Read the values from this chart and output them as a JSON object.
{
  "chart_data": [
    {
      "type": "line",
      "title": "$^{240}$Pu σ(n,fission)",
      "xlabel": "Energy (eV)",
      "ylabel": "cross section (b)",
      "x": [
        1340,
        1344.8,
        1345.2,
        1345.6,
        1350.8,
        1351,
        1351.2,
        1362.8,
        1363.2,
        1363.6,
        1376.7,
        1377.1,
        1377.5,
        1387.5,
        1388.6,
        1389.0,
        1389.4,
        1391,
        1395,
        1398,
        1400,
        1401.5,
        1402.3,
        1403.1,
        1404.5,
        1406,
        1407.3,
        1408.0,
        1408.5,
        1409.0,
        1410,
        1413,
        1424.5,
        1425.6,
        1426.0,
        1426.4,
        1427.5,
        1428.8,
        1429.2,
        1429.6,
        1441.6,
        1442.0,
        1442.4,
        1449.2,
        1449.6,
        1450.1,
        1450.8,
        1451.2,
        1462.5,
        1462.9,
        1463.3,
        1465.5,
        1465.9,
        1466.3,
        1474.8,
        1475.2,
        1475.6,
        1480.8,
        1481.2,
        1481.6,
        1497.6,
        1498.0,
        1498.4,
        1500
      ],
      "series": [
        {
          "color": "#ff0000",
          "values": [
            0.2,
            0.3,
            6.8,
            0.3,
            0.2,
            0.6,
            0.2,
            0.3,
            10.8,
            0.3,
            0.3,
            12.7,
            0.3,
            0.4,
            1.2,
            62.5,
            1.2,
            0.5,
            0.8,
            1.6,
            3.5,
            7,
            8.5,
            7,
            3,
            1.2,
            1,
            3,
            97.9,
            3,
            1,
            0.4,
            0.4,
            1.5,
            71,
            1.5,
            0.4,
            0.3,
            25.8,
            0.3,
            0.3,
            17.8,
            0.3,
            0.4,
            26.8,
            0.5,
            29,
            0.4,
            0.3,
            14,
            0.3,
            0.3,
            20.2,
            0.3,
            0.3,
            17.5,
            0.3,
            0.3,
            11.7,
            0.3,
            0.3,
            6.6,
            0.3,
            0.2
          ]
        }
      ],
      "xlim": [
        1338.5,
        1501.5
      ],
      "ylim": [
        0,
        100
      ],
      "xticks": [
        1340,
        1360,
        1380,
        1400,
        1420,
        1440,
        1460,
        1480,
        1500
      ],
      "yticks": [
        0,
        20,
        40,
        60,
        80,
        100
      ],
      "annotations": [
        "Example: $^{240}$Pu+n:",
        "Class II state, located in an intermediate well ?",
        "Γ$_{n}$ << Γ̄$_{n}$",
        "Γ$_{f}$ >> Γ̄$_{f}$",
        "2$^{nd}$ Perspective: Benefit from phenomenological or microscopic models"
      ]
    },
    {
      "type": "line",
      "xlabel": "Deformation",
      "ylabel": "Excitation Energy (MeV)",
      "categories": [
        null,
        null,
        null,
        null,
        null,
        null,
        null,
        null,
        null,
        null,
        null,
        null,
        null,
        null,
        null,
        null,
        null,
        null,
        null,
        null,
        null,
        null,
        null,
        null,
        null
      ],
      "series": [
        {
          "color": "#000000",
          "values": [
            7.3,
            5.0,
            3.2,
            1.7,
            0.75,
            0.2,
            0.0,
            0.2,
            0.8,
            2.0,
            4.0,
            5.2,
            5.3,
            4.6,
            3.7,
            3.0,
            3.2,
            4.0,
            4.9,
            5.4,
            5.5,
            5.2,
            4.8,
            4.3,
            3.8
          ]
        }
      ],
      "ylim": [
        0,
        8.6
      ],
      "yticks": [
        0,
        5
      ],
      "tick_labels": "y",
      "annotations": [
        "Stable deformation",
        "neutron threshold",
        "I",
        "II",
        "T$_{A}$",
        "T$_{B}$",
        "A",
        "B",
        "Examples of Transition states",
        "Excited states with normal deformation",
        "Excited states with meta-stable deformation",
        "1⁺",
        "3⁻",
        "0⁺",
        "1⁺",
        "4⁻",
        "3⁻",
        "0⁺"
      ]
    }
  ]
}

════

### Task statement
Transcribe the material above word for word.

### Task output
Read the values from this chart and output them as a JSON object.
{
  "chart_data": [
    {
      "type": "line",
      "title": "$^{240}$Pu σ(n,fission)",
      "xlabel": "Energy (eV)",
      "ylabel": "cross section (b)",
      "x": [
        1340,
        1344.8,
        1345.2,
        1345.6,
        1350.8,
        1351,
        1351.2,
        1362.8,
        1363.2,
        1363.6,
        1376.7,
        1377.1,
        1377.5,
        1387.5,
        1388.6,
        1389.0,
        1389.4,
        1391,
        1395,
        1398,
        1400,
        1401.5,
        1402.3,
        1403.1,
        1404.5,
        1406,
        1407.3,
        1408.0,
        1408.5,
        1409.0,
        1410,
        1413,
        1424.5,
        1425.6,
        1426.0,
        1426.4,
        1427.5,
        1428.8,
        1429.2,
        1429.6,
        1441.6,
        1442.0,
        1442.4,
        1449.2,
        1449.6,
        1450.1,
        1450.8,
        1451.2,
        1462.5,
        1462.9,
        1463.3,
        1465.5,
        1465.9,
        1466.3,
        1474.8,
        1475.2,
        1475.6,
        1480.8,
        1481.2,
        1481.6,
        1497.6,
        1498.0,
        1498.4,
        1500
      ],
      "series": [
        {
          "color": "#ff0000",
          "values": [
            0.2,
            0.3,
            6.8,
            0.3,
            0.2,
            0.6,
            0.2,
            0.3,
            10.8,
            0.3,
            0.3,
            12.7,
            0.3,
            0.4,
            1.2,
            62.5,
            1.2,
            0.5,
            0.8,
            1.6,
            3.5,
            7,
            8.5,
            7,
            3,
            1.2,
            1,
            3,
            97.9,
            3,
            1,
            0.4,
            0.4,
            1.5,
            71,
            1.5,
            0.4,
            0.3,
            25.8,
            0.3,
            0.3,
            17.8,
            0.3,
            0.4,
            26.8,
            0.5,
            29,
            0.4,
            0.3,
            14,
            0.3,
            0.3,
            20.2,
            0.3,
            0.3,
            17.5,
            0.3,
            0.3,
            11.7,
            0.3,
            0.3,
            6.6,
            0.3,
            0.2
          ]
        }
      ],
      "xlim": [
        1338.5,
        1501.5
      ],
      "ylim": [
        0,
        100
      ],
      "xticks": [
        1340,
        1360,
        1380,
        1400,
        1420,
        1440,
        1460,
        1480,
        1500
      ],
      "yticks": [
        0,
        20,
        40,
        60,
        80,
        100
      ],
      "annotations": [
        "Example: $^{240}$Pu+n:",
        "Class II state, located in an intermediate well ?",
        "Γ$_{n}$ << Γ̄$_{n}$",
        "Γ$_{f}$ >> Γ̄$_{f}$",
        "2$^{nd}$ Perspective: Benefit from phenomenological or microscopic models"
      ]
    },
    {
      "type": "line",
      "xlabel": "Deformation",
      "ylabel": "Excitation Energy (MeV)",
      "categories": [
        null,
        null,
        null,
        null,
        null,
        null,
        null,
        null,
        null,
        null,
        null,
        null,
        null,
        null,
        null,
        null,
        null,
        null,
        null,
        null,
        null,
        null,
        null,
        null,
        null
      ],
      "series": [
        {
          "color": "#000000",
          "values": [
            7.3,
            5.0,
            3.2,
            1.7,
            0.75,
            0.2,
            0.0,
            0.2,
            0.8,
            2.0,
            4.0,
            5.2,
            5.3,
            4.6,
            3.7,
            3.0,
            3.2,
            4.0,
            4.9,
            5.4,
            5.5,
            5.2,
            4.8,
            4.3,
            3.8
          ]
        }
      ],
      "ylim": [
        0,
        8.6
      ],
      "yticks": [
        0,
        5
      ],
      "tick_labels": "y",
      "annotations": [
        "Stable deformation",
        "neutron threshold",
        "I",
        "II",
        "T$_{A}$",
        "T$_{B}$",
        "A",
        "B",
        "Examples of Transition states",
        "Excited states with normal deformation",
        "Excited states with meta-stable deformation",
        "1⁺",
        "3⁻",
        "0⁺",
        "1⁺",
        "4⁻",
        "3⁻",
        "0⁺"
      ]
    }
  ]
}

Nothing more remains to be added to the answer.